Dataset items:

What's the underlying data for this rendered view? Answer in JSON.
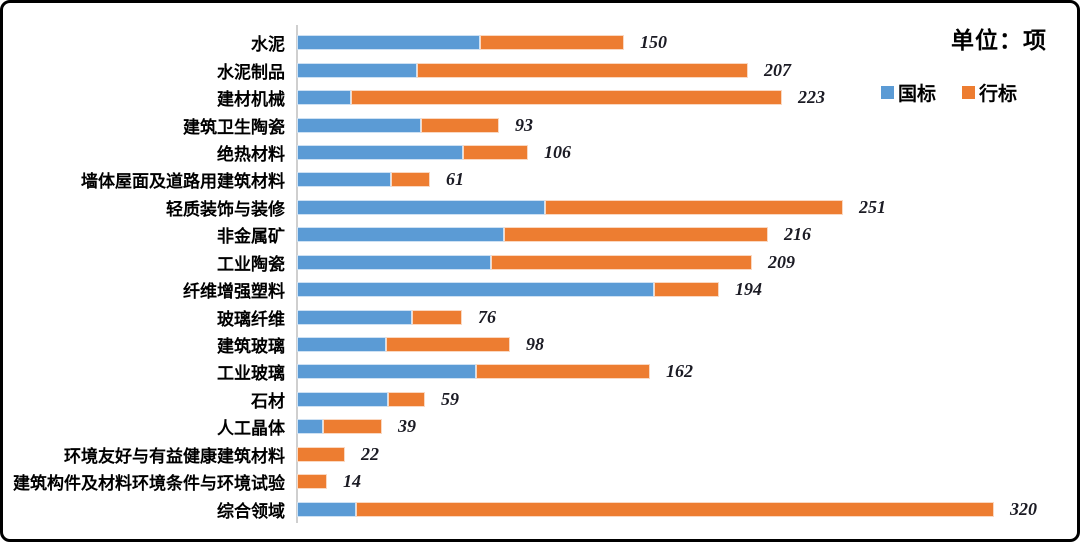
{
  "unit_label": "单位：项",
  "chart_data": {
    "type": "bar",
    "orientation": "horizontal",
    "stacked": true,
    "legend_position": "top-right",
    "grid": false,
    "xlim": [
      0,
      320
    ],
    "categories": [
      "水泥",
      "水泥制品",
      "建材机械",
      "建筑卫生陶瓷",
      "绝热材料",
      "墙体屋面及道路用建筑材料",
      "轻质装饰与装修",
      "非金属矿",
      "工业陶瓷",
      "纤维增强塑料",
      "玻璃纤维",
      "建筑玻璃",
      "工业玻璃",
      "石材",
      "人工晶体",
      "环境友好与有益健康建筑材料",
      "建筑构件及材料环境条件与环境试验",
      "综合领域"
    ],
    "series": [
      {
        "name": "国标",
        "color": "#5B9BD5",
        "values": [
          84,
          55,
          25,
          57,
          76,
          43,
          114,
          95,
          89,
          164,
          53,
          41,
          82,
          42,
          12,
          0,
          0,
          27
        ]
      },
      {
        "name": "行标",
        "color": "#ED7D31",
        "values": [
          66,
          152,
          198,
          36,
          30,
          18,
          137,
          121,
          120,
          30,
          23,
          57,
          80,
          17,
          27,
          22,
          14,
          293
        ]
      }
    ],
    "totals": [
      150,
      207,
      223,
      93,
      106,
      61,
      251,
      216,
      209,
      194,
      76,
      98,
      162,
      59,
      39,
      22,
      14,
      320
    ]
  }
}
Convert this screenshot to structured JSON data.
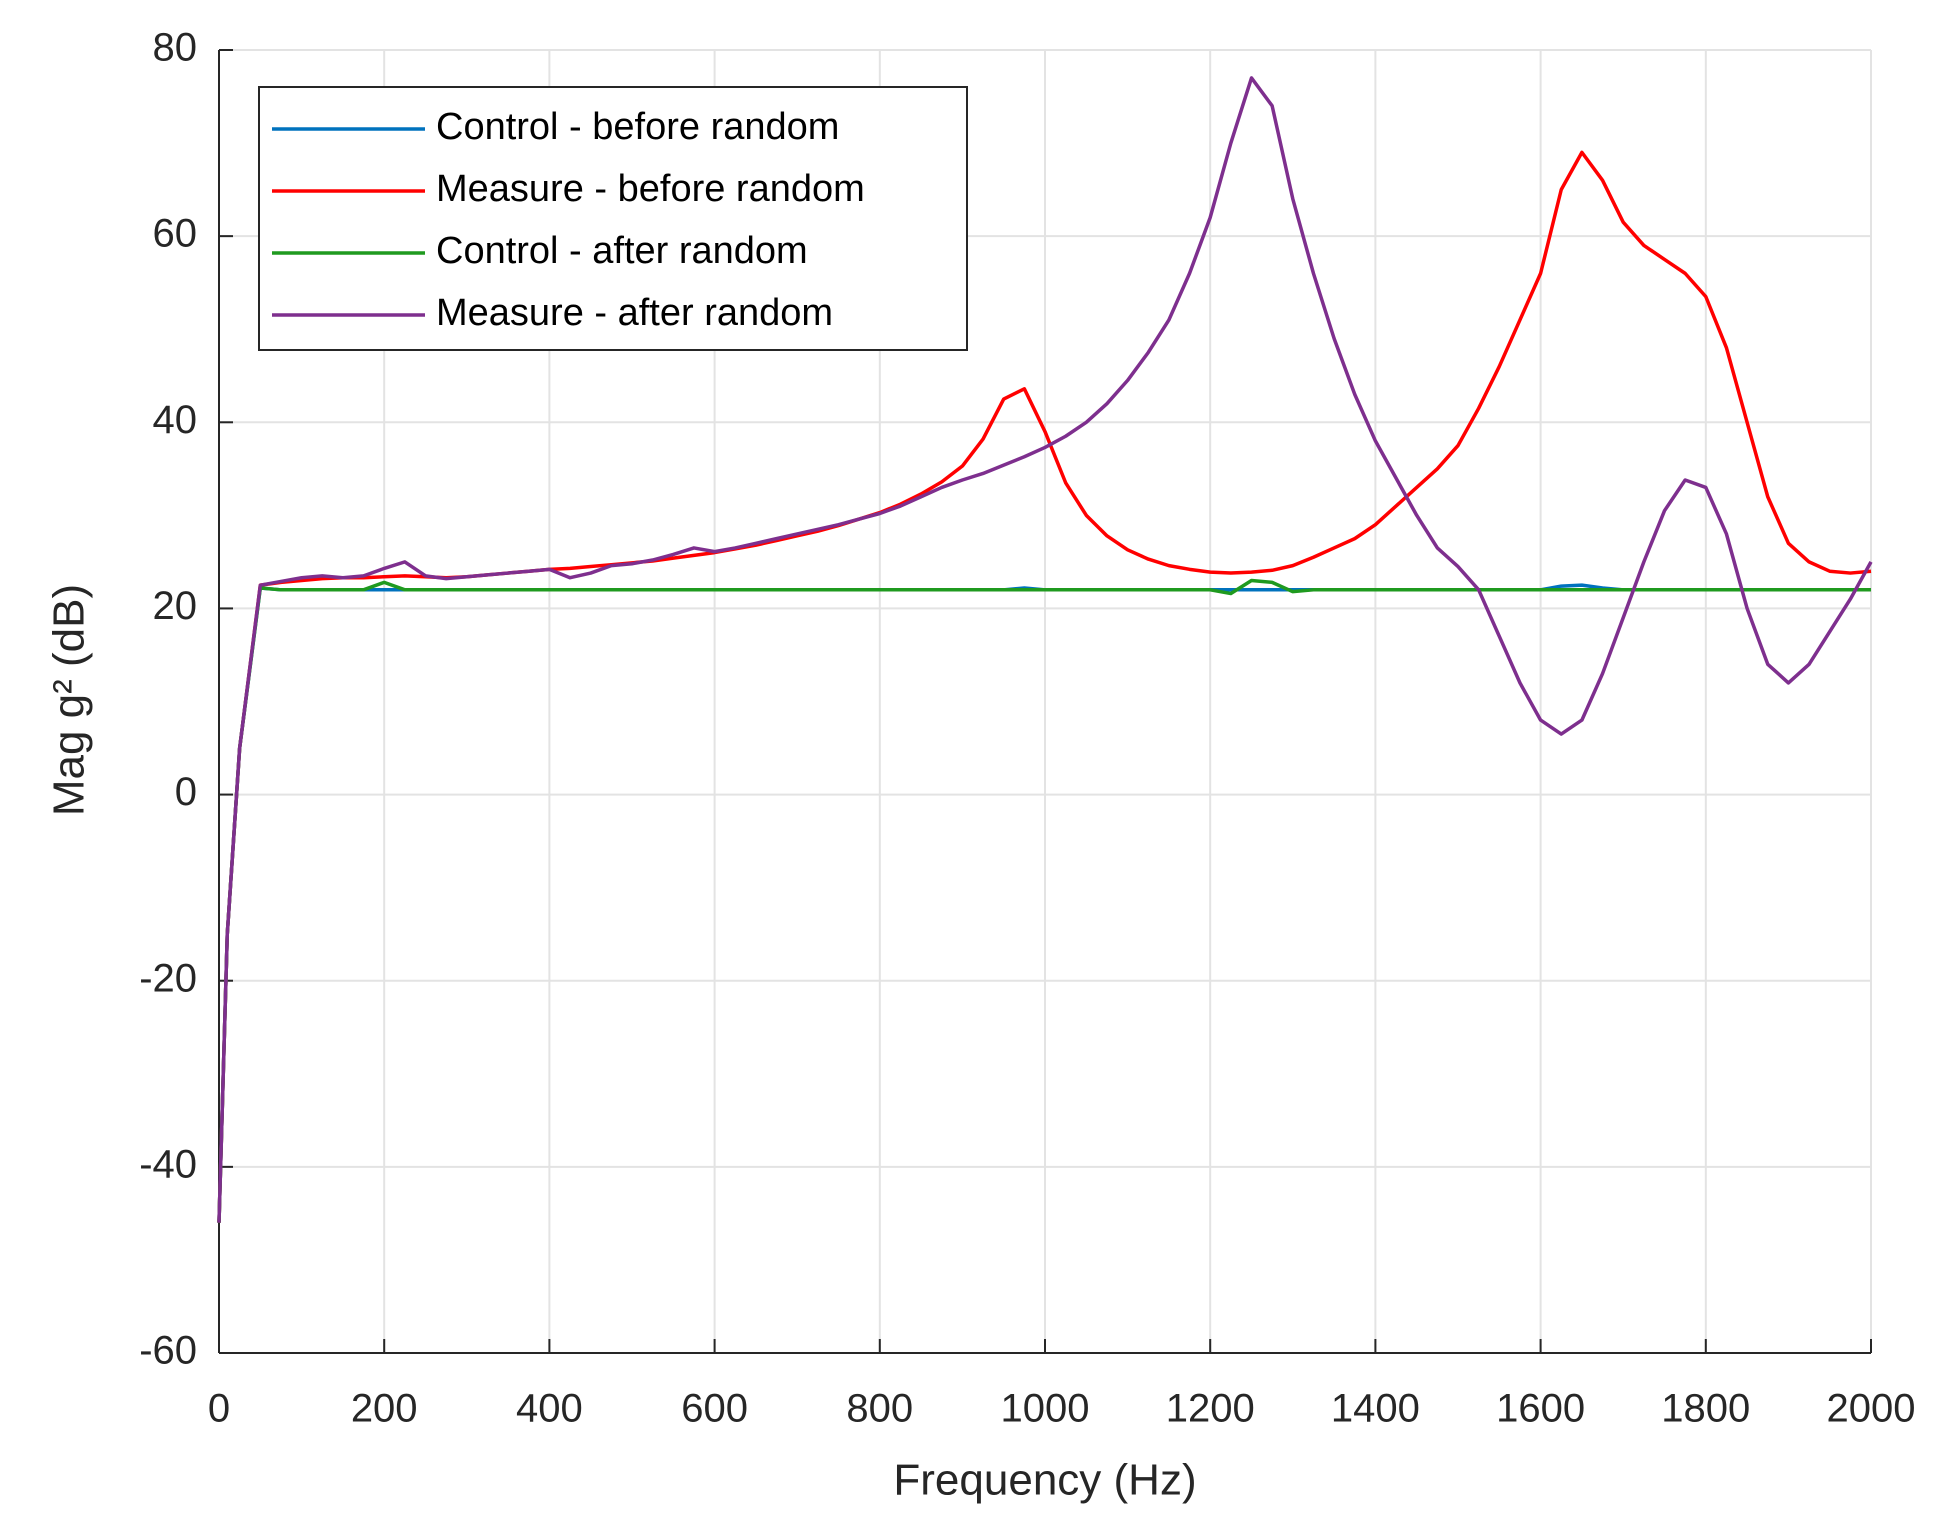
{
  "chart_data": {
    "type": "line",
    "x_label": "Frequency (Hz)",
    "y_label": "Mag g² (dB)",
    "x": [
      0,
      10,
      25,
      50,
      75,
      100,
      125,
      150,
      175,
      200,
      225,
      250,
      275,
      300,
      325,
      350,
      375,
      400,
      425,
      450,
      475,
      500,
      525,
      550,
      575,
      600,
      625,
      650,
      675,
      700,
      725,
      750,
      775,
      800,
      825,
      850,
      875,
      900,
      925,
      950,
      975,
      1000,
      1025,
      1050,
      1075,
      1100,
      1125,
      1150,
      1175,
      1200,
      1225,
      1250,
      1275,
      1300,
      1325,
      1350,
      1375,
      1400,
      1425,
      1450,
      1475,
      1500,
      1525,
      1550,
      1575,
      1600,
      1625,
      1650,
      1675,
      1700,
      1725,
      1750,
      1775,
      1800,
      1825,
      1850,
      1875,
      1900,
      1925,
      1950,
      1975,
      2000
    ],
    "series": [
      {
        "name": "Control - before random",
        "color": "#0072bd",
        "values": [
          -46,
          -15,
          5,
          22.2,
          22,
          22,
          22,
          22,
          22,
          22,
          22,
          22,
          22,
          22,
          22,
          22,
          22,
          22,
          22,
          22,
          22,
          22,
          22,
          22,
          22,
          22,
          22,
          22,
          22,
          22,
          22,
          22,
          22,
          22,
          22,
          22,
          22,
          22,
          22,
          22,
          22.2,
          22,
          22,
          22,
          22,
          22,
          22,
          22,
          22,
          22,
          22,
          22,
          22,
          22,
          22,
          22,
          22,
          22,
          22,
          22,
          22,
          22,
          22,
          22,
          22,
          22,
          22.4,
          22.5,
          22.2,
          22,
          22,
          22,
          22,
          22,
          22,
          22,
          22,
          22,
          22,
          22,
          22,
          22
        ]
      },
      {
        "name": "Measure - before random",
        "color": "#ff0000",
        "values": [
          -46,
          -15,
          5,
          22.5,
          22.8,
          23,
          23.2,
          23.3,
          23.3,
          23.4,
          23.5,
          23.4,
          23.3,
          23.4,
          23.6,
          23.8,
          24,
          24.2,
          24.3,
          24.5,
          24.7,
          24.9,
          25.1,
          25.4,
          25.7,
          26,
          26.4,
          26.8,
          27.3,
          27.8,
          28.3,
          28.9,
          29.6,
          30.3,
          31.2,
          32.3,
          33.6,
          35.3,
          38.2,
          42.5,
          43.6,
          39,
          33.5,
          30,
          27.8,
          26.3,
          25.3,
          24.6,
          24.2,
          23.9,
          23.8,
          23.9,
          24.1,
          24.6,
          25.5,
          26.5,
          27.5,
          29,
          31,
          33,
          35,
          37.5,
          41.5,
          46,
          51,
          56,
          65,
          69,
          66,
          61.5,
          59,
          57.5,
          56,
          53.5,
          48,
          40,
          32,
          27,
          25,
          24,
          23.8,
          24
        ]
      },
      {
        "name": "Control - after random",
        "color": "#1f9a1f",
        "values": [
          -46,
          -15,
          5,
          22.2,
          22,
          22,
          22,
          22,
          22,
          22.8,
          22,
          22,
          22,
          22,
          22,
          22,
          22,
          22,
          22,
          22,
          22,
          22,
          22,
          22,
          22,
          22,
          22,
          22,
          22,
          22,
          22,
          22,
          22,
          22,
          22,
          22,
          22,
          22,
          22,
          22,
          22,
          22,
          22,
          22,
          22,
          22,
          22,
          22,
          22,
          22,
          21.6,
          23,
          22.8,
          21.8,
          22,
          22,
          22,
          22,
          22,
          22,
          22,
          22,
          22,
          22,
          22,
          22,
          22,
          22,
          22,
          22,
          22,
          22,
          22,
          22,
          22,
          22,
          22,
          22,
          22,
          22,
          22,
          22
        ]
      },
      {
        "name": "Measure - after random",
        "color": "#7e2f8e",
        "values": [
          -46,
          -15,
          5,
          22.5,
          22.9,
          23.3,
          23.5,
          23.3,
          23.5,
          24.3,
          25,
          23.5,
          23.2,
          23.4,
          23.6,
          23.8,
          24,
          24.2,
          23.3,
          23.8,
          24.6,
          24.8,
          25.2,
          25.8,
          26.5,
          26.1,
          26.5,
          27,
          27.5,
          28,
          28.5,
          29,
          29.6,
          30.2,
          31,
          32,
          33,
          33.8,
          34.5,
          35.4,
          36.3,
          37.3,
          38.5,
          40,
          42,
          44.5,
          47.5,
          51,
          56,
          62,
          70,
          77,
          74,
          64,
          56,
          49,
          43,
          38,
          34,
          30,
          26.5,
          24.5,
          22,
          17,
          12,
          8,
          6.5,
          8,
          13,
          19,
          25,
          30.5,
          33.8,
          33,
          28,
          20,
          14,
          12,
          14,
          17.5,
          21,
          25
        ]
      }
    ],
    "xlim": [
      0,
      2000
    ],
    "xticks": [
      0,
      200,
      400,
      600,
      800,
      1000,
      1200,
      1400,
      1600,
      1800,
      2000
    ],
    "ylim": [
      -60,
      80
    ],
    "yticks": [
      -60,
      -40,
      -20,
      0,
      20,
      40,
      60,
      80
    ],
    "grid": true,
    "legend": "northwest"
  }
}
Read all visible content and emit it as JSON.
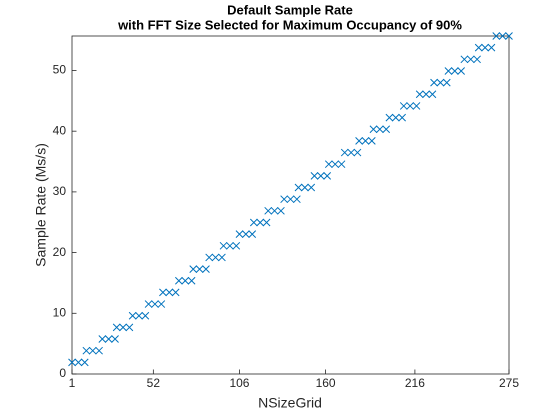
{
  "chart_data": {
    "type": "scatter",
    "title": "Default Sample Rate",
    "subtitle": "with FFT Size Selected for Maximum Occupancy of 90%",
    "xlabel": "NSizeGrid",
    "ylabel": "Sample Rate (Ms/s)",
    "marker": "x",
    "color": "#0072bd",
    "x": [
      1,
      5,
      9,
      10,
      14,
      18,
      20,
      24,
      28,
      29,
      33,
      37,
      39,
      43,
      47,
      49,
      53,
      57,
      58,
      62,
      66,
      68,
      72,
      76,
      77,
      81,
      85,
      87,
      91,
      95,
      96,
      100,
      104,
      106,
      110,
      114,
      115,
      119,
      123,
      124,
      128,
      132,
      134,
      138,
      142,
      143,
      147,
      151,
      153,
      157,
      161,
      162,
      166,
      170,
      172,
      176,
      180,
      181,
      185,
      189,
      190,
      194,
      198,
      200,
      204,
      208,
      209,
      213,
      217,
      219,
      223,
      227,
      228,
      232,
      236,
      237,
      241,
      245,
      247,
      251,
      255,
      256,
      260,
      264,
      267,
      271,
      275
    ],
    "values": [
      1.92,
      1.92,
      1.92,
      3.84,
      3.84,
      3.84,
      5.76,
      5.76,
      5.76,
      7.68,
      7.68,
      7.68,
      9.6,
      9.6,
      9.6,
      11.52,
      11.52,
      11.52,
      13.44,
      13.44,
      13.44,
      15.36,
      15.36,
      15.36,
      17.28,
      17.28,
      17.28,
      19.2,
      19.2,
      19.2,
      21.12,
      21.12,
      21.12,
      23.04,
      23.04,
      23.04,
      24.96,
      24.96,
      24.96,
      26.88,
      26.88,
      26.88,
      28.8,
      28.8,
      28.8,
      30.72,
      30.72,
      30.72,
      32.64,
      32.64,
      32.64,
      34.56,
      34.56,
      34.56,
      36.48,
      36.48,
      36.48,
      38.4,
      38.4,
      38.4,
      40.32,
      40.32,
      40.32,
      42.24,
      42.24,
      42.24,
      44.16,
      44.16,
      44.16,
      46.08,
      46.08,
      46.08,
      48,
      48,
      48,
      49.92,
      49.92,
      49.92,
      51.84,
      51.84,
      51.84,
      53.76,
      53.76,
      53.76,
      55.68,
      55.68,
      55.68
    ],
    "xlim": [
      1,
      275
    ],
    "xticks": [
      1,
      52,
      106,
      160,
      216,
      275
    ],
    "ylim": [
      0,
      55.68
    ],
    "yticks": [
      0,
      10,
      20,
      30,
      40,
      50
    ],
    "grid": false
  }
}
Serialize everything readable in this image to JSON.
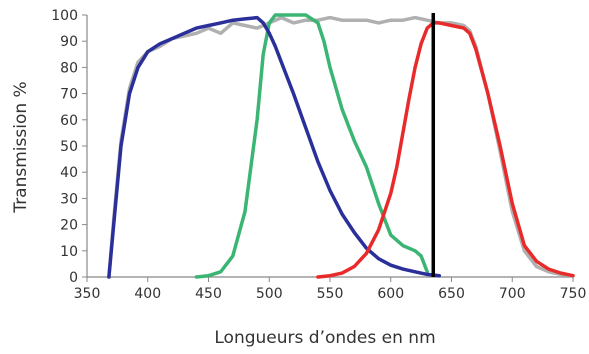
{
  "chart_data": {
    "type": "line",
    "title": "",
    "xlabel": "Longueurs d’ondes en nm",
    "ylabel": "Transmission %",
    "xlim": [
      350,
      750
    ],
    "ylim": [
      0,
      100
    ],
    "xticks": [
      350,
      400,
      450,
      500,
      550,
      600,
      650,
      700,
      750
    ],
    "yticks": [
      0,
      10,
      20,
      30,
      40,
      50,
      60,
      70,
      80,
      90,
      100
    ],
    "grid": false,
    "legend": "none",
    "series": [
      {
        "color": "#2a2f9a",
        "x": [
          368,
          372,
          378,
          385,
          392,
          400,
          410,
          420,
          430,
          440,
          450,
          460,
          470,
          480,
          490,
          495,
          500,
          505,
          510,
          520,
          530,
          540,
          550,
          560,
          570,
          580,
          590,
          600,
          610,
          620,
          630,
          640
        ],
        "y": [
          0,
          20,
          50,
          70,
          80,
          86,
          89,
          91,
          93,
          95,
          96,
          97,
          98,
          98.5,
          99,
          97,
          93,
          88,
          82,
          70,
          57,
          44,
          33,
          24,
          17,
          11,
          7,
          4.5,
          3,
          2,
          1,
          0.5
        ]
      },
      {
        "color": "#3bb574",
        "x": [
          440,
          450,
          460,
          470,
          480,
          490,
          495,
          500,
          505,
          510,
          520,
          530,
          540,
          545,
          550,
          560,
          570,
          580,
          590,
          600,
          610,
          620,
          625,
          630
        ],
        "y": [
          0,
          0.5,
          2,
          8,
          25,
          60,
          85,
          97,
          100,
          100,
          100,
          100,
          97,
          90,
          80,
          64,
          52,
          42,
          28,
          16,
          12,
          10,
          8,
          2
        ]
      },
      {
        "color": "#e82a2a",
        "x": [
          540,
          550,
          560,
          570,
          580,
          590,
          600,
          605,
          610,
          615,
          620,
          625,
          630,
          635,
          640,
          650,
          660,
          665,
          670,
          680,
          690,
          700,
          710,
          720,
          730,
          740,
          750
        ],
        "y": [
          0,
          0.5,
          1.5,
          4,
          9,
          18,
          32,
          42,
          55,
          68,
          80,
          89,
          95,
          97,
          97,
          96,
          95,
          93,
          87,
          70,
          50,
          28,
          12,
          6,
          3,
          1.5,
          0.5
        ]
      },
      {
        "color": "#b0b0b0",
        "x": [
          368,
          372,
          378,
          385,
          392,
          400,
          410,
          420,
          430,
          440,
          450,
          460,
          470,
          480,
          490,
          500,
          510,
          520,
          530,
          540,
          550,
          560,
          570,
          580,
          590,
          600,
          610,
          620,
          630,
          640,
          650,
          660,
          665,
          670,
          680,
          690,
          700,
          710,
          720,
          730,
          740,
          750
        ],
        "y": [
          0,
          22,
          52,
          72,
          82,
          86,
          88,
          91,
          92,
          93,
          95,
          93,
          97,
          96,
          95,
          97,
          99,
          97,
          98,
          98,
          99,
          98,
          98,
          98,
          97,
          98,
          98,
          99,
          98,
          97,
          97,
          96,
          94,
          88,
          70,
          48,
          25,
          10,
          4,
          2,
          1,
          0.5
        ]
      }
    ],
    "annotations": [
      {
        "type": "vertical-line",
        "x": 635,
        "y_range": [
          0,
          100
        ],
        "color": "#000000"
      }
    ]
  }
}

# STATED PROBLEM
Say how many lines of the data include the word "after". Nothing other than the number should be given.

# THE ANSWER
2